▸ **EXERCISE DIRECTIONS**:
Extract every line where the string "stajnia" appears.

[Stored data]
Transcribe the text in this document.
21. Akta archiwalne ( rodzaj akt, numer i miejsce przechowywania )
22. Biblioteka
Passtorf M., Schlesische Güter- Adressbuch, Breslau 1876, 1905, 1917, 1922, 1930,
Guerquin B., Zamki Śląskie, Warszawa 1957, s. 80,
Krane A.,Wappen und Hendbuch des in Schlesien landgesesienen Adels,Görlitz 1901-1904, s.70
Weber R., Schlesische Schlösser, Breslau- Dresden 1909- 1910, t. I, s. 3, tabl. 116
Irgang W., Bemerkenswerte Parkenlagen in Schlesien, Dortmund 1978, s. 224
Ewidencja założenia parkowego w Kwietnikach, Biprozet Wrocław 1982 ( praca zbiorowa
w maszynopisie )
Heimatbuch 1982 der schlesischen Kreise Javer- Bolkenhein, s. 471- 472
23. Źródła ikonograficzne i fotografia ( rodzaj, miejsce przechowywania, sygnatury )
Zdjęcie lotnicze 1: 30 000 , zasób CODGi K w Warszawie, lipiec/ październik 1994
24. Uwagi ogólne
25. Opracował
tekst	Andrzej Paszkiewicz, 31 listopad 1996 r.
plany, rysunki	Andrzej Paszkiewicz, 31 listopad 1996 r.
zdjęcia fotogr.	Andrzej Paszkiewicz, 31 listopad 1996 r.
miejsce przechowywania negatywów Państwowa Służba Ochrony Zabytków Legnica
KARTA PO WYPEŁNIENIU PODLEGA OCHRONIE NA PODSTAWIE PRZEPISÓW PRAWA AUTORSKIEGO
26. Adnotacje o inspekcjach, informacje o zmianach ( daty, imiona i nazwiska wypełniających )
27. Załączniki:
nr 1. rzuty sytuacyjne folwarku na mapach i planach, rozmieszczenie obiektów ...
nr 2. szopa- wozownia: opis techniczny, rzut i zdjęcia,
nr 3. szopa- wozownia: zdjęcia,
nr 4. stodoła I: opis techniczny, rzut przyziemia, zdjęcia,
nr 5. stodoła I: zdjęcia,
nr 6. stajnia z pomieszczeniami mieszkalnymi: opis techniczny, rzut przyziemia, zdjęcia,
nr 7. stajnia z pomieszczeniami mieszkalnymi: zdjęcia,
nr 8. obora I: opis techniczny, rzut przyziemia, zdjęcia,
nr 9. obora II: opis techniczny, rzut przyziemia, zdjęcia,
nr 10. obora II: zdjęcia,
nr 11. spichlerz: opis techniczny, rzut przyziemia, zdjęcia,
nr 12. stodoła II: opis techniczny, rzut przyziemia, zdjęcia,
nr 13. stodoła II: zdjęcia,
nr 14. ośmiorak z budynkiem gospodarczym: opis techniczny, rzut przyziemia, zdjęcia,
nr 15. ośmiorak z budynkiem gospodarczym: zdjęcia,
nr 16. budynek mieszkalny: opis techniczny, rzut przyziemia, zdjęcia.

▸ **ANSWER FOR THIS EXERCISE**:
nr 6. stajnia z pomieszczeniami mieszkalnymi: opis techniczny, rzut przyziemia, zdjęcia,
nr 7. stajnia z pomieszczeniami mieszkalnymi: zdjęcia,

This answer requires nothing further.